[What is expected]: Would you pull out every line of the material that contains the string "Change"?

[Dataset rows]:
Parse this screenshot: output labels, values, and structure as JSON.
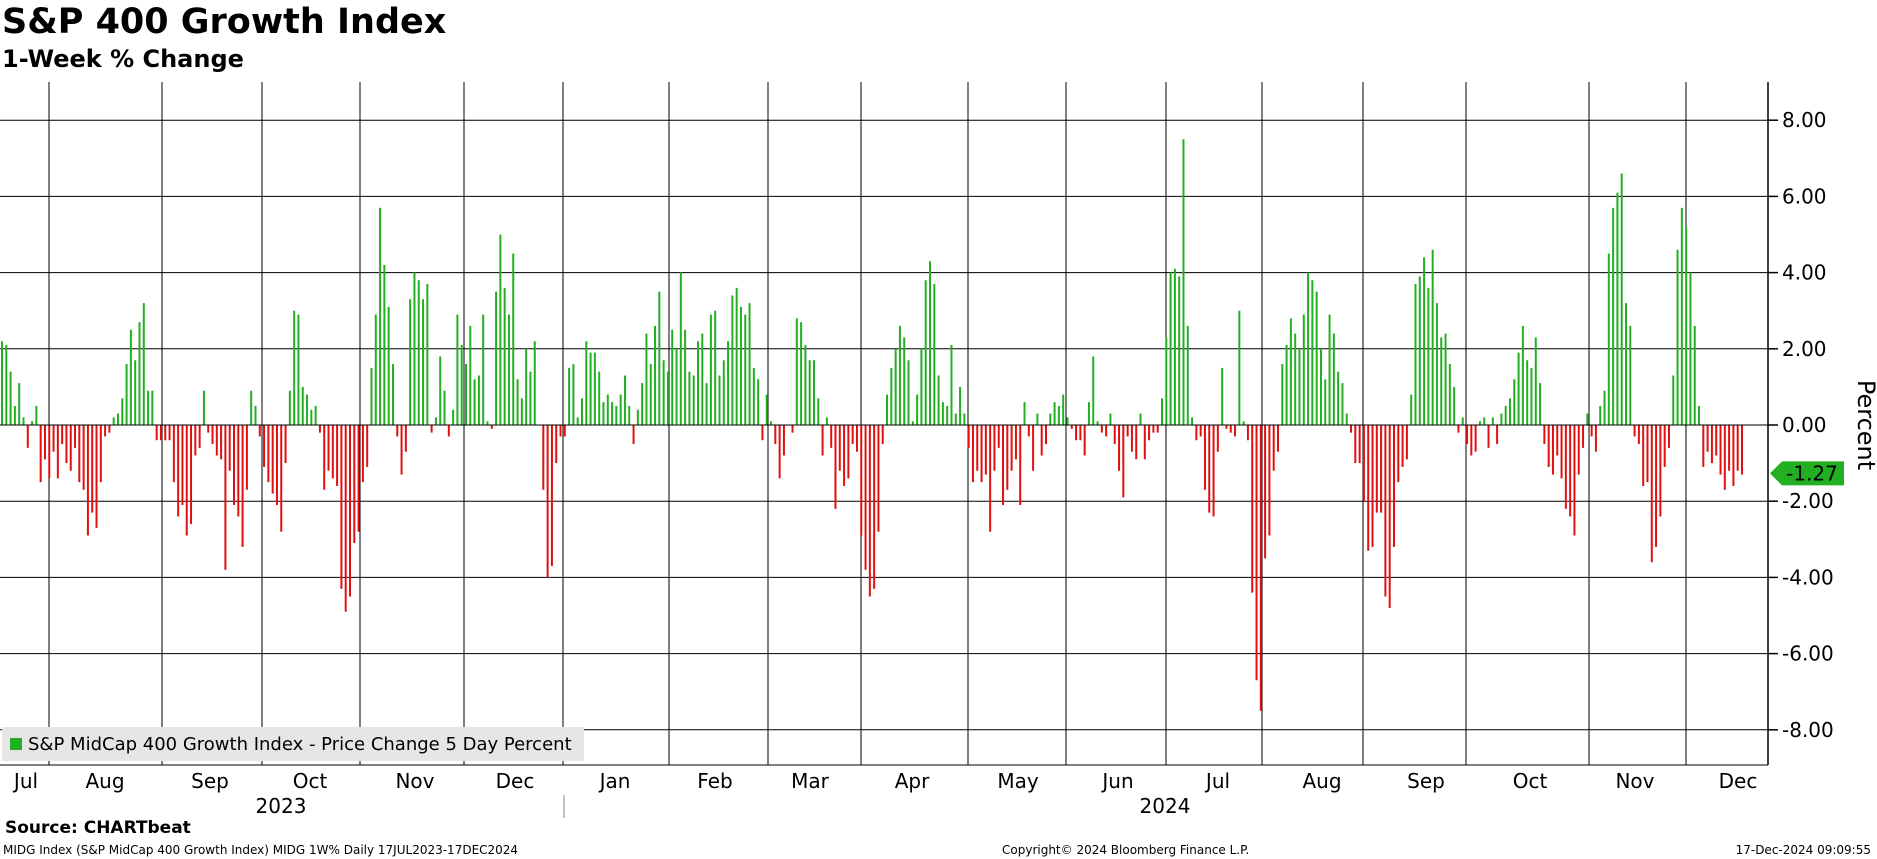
{
  "header": {
    "title": "S&P 400 Growth Index",
    "subtitle": "1-Week % Change"
  },
  "footer": {
    "source": "Source: CHARTbeat",
    "left": "MIDG Index (S&P MidCap 400 Growth Index) MIDG 1W%  Daily 17JUL2023-17DEC2024",
    "middle": "Copyright© 2024 Bloomberg Finance L.P.",
    "right": "17-Dec-2024 09:09:55"
  },
  "colors": {
    "positive": "#22b022",
    "negative": "#e01010",
    "grid": "#000000",
    "last_value_tag": "#22b022"
  },
  "chart_data": {
    "type": "bar",
    "ylabel": "Percent",
    "ylim": [
      -9.0,
      9.0
    ],
    "yticks": [
      "8.00",
      "6.00",
      "4.00",
      "2.00",
      "0.00",
      "-2.00",
      "-4.00",
      "-6.00",
      "-8.00"
    ],
    "months": [
      "Jul",
      "Aug",
      "Sep",
      "Oct",
      "Nov",
      "Dec",
      "Jan",
      "Feb",
      "Mar",
      "Apr",
      "May",
      "Jun",
      "Jul",
      "Aug",
      "Sep",
      "Oct",
      "Nov",
      "Dec"
    ],
    "years": [
      "2023",
      "2024"
    ],
    "legend": [
      "S&P MidCap 400 Growth Index - Price Change 5 Day Percent"
    ],
    "last_value": "-1.27",
    "series": [
      {
        "name": "S&P MidCap 400 Growth Index - Price Change 5 Day Percent",
        "values": [
          2.2,
          2.1,
          1.4,
          0.5,
          1.1,
          0.2,
          -0.6,
          0.1,
          0.5,
          -1.5,
          -0.9,
          -1.4,
          -0.7,
          -1.4,
          -0.5,
          -1.0,
          -1.2,
          -0.6,
          -1.5,
          -1.7,
          -2.9,
          -2.3,
          -2.7,
          -1.5,
          -0.3,
          -0.2,
          0.2,
          0.3,
          0.7,
          1.6,
          2.5,
          1.7,
          2.7,
          3.2,
          0.9,
          0.9,
          -0.4,
          -0.4,
          -0.4,
          -0.4,
          -1.5,
          -2.4,
          -2.1,
          -2.9,
          -2.6,
          -0.8,
          -0.6,
          0.9,
          -0.2,
          -0.5,
          -0.8,
          -0.9,
          -3.8,
          -1.2,
          -2.1,
          -2.4,
          -3.2,
          -1.7,
          0.9,
          0.5,
          -0.3,
          -1.1,
          -1.5,
          -1.8,
          -2.1,
          -2.8,
          -1.0,
          0.9,
          3.0,
          2.9,
          1.0,
          0.8,
          0.4,
          0.5,
          -0.2,
          -1.7,
          -1.2,
          -1.4,
          -1.6,
          -4.3,
          -4.9,
          -4.5,
          -3.1,
          -2.8,
          -1.5,
          -1.1,
          1.5,
          2.9,
          5.7,
          4.2,
          3.1,
          1.6,
          -0.3,
          -1.3,
          -0.7,
          3.3,
          4.0,
          3.8,
          3.3,
          3.7,
          -0.2,
          0.2,
          1.8,
          0.9,
          -0.3,
          0.4,
          2.9,
          2.1,
          1.6,
          2.6,
          1.2,
          1.3,
          2.9,
          0.1,
          -0.1,
          3.5,
          5.0,
          3.6,
          2.9,
          4.5,
          1.2,
          0.7,
          2.0,
          1.4,
          2.2,
          0.0,
          -1.7,
          -4.0,
          -3.7,
          -1.0,
          -0.3,
          -0.3,
          1.5,
          1.6,
          0.2,
          0.7,
          2.2,
          1.9,
          1.9,
          1.4,
          0.6,
          0.8,
          0.6,
          0.5,
          0.8,
          1.3,
          0.5,
          -0.5,
          0.4,
          1.1,
          2.4,
          1.6,
          2.6,
          3.5,
          1.7,
          1.4,
          2.5,
          2.0,
          4.0,
          2.5,
          1.4,
          1.3,
          2.2,
          2.4,
          1.1,
          2.9,
          3.0,
          1.3,
          1.7,
          2.2,
          3.4,
          3.6,
          3.1,
          2.9,
          3.2,
          1.5,
          1.2,
          -0.4,
          0.8,
          0.1,
          -0.5,
          -1.4,
          -0.8,
          0.0,
          -0.2,
          2.8,
          2.7,
          2.1,
          1.7,
          1.7,
          0.7,
          -0.8,
          0.2,
          -0.6,
          -2.2,
          -1.2,
          -1.6,
          -1.4,
          -0.5,
          -0.7,
          -2.9,
          -3.8,
          -4.5,
          -4.3,
          -2.8,
          -0.5,
          0.8,
          1.5,
          2.0,
          2.6,
          2.3,
          1.7,
          0.1,
          0.8,
          2.0,
          3.8,
          4.3,
          3.7,
          1.3,
          0.6,
          0.5,
          2.1,
          0.3,
          1.0,
          0.3,
          -0.6,
          -1.5,
          -1.2,
          -1.5,
          -1.3,
          -2.8,
          -1.2,
          -0.6,
          -2.1,
          -1.7,
          -1.2,
          -0.9,
          -2.1,
          0.6,
          -0.3,
          -1.2,
          0.3,
          -0.8,
          -0.5,
          0.3,
          0.6,
          0.5,
          0.8,
          0.2,
          -0.1,
          -0.4,
          -0.4,
          -0.8,
          0.6,
          1.8,
          0.1,
          -0.2,
          -0.3,
          0.3,
          -0.5,
          -1.2,
          -1.9,
          -0.3,
          -0.7,
          -0.9,
          0.3,
          -0.9,
          -0.4,
          -0.2,
          -0.2,
          0.7,
          2.3,
          4.0,
          4.1,
          3.9,
          7.5,
          2.6,
          0.2,
          -0.4,
          -0.3,
          -1.7,
          -2.3,
          -2.4,
          -0.7,
          1.5,
          -0.1,
          -0.2,
          -0.3,
          3.0,
          0.1,
          -0.4,
          -4.4,
          -6.7,
          -7.5,
          -3.5,
          -2.9,
          -1.2,
          -0.7,
          1.6,
          2.1,
          2.8,
          2.4,
          2.0,
          2.9,
          4.0,
          3.8,
          3.5,
          2.0,
          1.2,
          2.9,
          2.4,
          1.4,
          1.1,
          0.3,
          -0.2,
          -1.0,
          -1.0,
          -2.0,
          -3.3,
          -3.2,
          -2.3,
          -2.3,
          -4.5,
          -4.8,
          -3.2,
          -1.5,
          -1.1,
          -0.9,
          0.8,
          3.7,
          3.9,
          4.4,
          3.6,
          4.6,
          3.2,
          2.3,
          2.4,
          1.6,
          1.0,
          -0.2,
          0.2,
          -0.5,
          -0.8,
          -0.7,
          0.1,
          0.2,
          -0.6,
          0.2,
          -0.5,
          0.3,
          0.5,
          0.7,
          1.2,
          1.9,
          2.6,
          1.7,
          1.5,
          2.3,
          1.1,
          -0.5,
          -1.1,
          -1.3,
          -0.8,
          -1.4,
          -2.2,
          -2.4,
          -2.9,
          -1.3,
          -0.6,
          0.3,
          -0.3,
          -0.7,
          0.5,
          0.9,
          4.5,
          5.7,
          6.1,
          6.6,
          3.2,
          2.6,
          -0.3,
          -0.5,
          -1.6,
          -1.5,
          -3.6,
          -3.2,
          -2.4,
          -1.1,
          -0.6,
          1.3,
          4.6,
          5.7,
          5.2,
          4.0,
          2.6,
          0.5,
          -1.1,
          -0.7,
          -1.0,
          -0.8,
          -1.3,
          -1.7,
          -1.2,
          -1.6,
          -1.2,
          -1.3
        ]
      }
    ]
  }
}
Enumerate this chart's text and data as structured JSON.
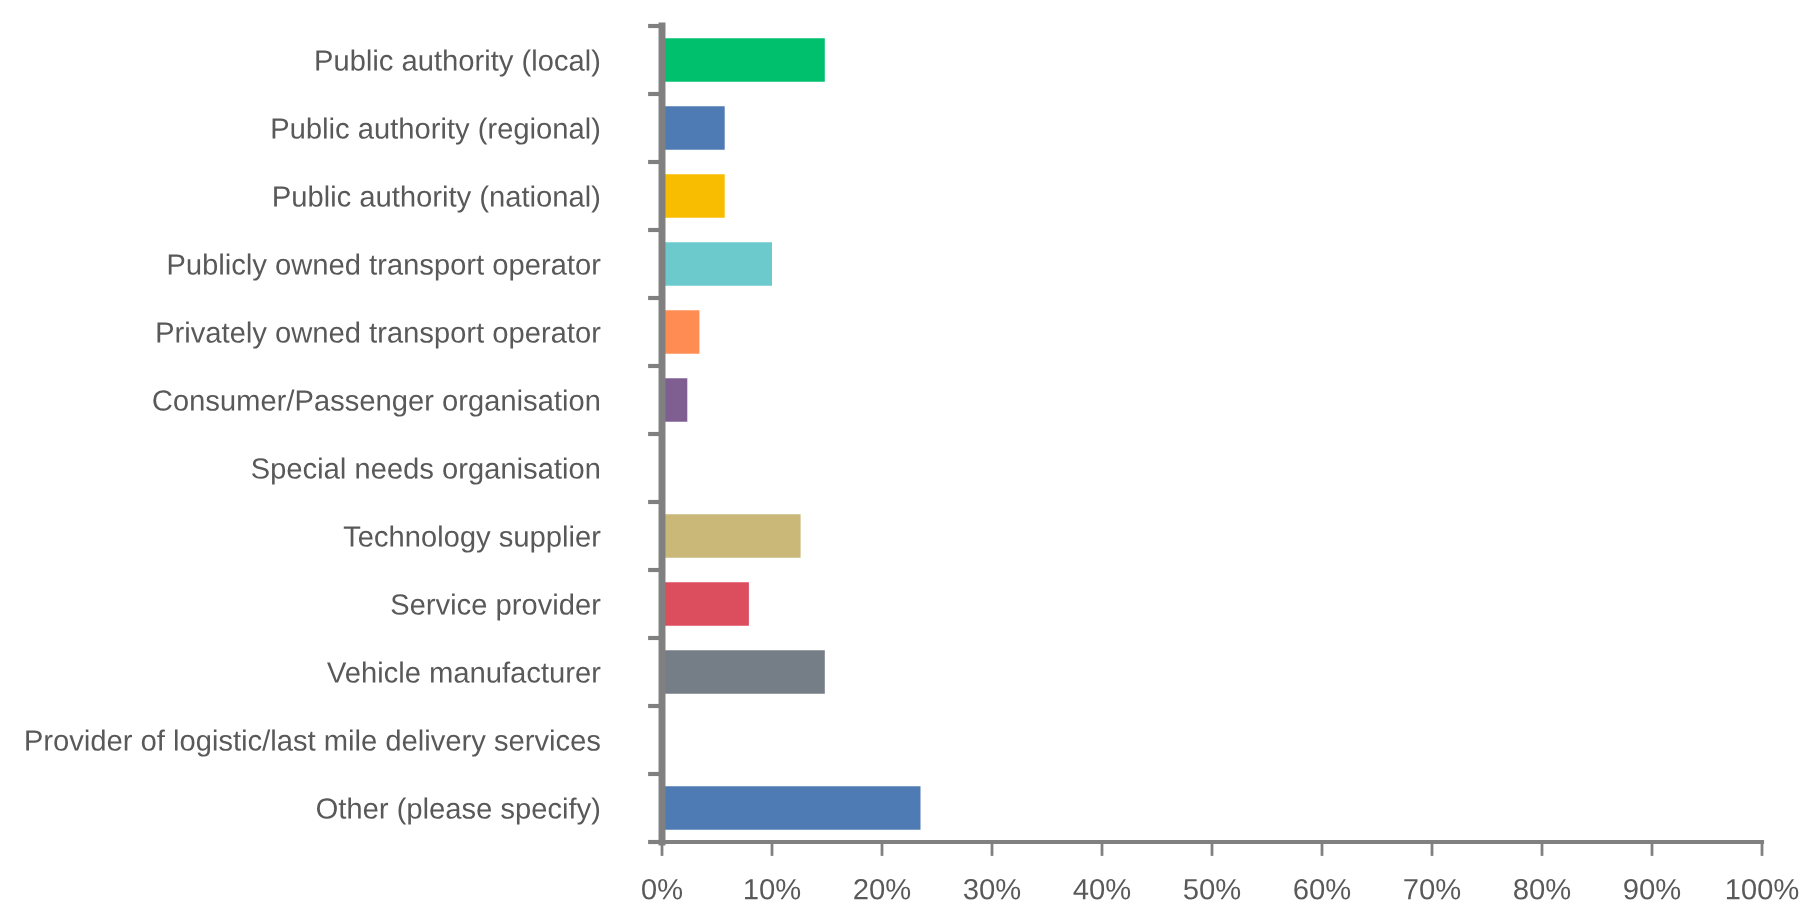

[Result of this exercise]:
    "subtitle": "1-Week % Change"
      "S&P MidCap 400 Growth Index - Price Change 5 Day Percent"
        "name": "S&P MidCap 400 Growth Index - Price Change 5 Day Percent",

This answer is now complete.